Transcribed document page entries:
---

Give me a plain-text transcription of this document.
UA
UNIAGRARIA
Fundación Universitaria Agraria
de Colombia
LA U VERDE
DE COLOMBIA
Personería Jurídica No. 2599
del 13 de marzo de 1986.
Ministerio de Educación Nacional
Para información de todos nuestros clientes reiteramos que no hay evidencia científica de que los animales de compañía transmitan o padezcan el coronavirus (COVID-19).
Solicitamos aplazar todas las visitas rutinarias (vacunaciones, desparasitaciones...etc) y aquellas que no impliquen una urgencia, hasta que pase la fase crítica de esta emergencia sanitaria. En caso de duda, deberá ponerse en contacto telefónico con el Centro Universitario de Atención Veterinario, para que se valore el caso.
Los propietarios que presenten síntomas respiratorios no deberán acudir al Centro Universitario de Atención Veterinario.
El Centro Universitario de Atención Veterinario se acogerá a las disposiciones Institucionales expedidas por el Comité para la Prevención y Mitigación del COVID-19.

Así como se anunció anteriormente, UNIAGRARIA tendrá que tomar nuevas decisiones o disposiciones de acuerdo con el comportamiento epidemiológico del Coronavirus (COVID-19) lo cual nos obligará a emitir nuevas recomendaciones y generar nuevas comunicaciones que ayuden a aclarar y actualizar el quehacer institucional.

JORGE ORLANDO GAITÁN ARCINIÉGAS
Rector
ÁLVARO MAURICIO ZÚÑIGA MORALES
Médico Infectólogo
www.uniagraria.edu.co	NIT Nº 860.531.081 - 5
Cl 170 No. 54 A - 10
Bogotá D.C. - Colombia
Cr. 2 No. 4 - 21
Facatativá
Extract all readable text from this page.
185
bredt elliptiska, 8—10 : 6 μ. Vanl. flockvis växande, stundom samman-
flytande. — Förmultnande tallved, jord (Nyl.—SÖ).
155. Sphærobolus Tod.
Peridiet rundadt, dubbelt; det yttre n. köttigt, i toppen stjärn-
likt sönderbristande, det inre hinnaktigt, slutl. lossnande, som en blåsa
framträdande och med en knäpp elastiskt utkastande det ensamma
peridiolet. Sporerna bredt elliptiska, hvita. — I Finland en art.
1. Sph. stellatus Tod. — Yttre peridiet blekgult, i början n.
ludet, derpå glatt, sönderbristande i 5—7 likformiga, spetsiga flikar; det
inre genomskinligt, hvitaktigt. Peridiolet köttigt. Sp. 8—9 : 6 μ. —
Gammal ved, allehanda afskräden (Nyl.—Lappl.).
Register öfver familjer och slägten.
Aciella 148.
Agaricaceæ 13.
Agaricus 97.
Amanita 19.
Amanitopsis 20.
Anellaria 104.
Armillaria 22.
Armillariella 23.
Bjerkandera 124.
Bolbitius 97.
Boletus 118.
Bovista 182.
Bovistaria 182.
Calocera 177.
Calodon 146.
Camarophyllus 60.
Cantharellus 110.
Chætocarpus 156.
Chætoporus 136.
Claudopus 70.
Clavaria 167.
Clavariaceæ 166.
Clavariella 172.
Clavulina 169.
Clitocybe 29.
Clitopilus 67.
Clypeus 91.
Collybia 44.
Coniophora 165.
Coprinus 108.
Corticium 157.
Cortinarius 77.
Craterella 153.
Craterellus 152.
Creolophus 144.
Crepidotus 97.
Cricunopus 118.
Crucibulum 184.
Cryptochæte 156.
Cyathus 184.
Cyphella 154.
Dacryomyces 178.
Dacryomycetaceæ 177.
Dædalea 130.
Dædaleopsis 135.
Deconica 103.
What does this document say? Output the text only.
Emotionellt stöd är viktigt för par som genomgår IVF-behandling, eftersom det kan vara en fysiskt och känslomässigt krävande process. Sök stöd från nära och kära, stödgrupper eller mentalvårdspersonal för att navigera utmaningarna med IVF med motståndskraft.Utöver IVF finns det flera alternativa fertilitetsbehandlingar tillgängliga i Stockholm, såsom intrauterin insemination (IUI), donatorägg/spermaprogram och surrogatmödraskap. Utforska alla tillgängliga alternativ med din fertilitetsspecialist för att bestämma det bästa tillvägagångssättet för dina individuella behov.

---

__What to work on__:
For the string "Centro", search the preceding data and copy every line that includes it.

__Reply to the task__:
Solicitamos aplazar todas las visitas rutinarias (vacunaciones, desparasitaciones...etc) y aquellas que no impliquen una urgencia, hasta que pase la fase crítica de esta emergencia sanitaria. En caso de duda, deberá ponerse en contacto telefónico con el Centro Universitario de Atención Veterinario, para que se valore el caso.
Los propietarios que presenten síntomas respiratorios no deberán acudir al Centro Universitario de Atención Veterinario.
El Centro Universitario de Atención Veterinario se acogerá a las disposiciones Institucionales expedidas por el Comité para la Prevención y Mitigación del COVID-19.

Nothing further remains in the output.